(Text provided)
1) One with 4φ_BS shift (Fig. 1 i_4φ);
2) Identical pulse scheme image leading to a net 0 phase shift, to compensate for the magnetization transfer effects (Fig. 1 i_0φ);
3) A saturation image without the |B₁⁺| preparation module, included to record the effect of the acquisition readout (Fig. 1 i_sat).

In order to eliminate the effects from previous readouts, i_4φ and i_0φ are preceded by a saturation pulse played after detection of the R-wave. The duration of the Fermi pulse was set to 4 ms, to optimize the image contrast while avoiding negative cosine values (see Fig. 2).
The |B₁⁺| maps were acquired in a homogenous phantom, as well as three healthy subjects (2 male, 1 female, age 28±4) using a 3T system (Philips Ingenia). Images were acquired using cardiac triggering and breath-holds. Resolution was 4.5x4.5x10 mm in phantom (FOV 450x450x10 mm) and 3x3x10 mm in-vivo (FOV 300x300x10 mm), with 9 heartbeat duration. |B₁⁺|-prepared maps were acquired using a single-shot bSSFP readout, TR/TE = 3.2/1.5 ms in phantom and 2.5-3.1/1.2-1.6 ms in-vivo and N=3 averaging; Fermi pulse off-resonance f_RF = 7 kHz and duration t_BS = 8 ms. Reference Bloch-Siegert map used a spGRE acquisition, TR/TE = 17.6/8.9 ms in phantom and 17.6/9.4 in-vivo; Fermi pulse parameters f_RF = 7 kHz and t_BS = 8 ms. Multiple repetitions were acquired for each scan (10 times in phantom, 3 times in vivo) to derive standard deviation (SD) maps. Mean SD values were estimated using manually drawn ROI’s over the entire heart.
(End Text provided)
(Raw data)
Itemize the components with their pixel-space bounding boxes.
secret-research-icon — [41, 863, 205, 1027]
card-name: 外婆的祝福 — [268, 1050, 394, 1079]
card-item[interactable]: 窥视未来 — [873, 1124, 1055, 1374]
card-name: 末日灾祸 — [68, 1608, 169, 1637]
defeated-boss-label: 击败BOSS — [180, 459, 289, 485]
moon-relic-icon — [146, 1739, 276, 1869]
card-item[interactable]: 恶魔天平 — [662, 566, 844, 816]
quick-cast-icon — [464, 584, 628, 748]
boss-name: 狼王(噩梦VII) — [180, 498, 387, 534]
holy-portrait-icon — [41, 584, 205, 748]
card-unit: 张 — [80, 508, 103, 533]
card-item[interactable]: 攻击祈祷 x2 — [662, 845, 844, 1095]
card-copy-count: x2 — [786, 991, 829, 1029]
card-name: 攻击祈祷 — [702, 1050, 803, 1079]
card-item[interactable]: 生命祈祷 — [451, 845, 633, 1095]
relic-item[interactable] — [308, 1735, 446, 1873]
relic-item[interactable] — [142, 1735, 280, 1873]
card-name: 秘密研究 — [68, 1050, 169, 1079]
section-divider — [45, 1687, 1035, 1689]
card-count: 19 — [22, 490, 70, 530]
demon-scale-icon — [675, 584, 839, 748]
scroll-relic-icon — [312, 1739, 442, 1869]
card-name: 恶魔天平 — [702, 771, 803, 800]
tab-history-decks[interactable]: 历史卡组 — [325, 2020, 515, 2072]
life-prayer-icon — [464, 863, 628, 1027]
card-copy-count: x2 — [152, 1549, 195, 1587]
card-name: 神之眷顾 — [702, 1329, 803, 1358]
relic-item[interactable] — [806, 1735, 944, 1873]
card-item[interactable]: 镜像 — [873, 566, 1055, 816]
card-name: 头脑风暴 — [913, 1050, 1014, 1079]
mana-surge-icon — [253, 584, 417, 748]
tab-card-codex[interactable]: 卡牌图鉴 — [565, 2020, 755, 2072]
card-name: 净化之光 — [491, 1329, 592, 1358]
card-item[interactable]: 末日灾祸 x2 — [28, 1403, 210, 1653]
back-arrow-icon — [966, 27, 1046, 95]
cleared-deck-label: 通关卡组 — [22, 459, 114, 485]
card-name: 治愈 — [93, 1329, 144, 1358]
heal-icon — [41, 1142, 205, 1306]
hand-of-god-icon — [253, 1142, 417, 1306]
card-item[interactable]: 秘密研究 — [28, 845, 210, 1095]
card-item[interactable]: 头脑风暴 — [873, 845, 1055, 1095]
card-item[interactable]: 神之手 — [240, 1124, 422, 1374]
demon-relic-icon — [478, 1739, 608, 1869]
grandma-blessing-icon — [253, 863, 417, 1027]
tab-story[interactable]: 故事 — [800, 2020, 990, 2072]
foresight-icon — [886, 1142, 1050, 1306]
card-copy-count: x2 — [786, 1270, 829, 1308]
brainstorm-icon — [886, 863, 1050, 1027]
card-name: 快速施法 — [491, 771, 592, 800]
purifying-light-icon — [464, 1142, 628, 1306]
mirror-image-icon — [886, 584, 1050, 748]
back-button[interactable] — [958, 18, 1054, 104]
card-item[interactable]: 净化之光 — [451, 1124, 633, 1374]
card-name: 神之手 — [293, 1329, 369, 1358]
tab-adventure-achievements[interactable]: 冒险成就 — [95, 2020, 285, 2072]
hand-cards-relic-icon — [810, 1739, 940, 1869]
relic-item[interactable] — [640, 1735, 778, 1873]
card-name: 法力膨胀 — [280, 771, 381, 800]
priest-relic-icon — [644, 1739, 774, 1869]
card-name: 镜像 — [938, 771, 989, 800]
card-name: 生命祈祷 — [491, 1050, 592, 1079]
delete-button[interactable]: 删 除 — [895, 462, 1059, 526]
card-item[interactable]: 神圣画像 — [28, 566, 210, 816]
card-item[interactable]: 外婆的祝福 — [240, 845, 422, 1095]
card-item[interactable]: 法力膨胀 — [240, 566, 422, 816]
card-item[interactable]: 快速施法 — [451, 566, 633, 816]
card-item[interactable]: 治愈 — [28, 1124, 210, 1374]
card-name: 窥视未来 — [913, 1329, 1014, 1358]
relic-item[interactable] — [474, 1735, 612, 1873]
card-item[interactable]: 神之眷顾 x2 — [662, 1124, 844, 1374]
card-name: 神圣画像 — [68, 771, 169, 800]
(End Raw data)
What the exercise asks: Continue the methods text on cardiac |B₁⁺| mapping, starting right after its final sentence.

Task answer:
Results

|B₁⁺| maps show the expected pattern of central brightening in the phantom for both methods (Fig. 3). |B₁⁺| prepared mapping achieved comparable map quality with fewer artifacts, when compared with the reference. Mean standard deviation in normalized |B₁⁺| was reduced from 0.35% to 0.06%.
In-vivo, both techniques show a typical inhomogeneity pattern, with a B₁⁺ drop towards the right ventricle (Fig. 4). In visual assessment, the proposed |B₁⁺| technique achieves better map quality in terms of noise performance compared with the reference technique. Average SD values in the heart across all 3 subjects were 0.54±0.21%, 0.82±0.51% and 1.31±0.91% for the |B₁⁺| prepared technique in SAX/4CH/2CH orientations, respectively. The Bloch-Siegert shift technique yielded 0.64±0.44%, 0.63±0.36% and 0.57±0.39%, observing a reduction in the latter two orientations (Fig. 5).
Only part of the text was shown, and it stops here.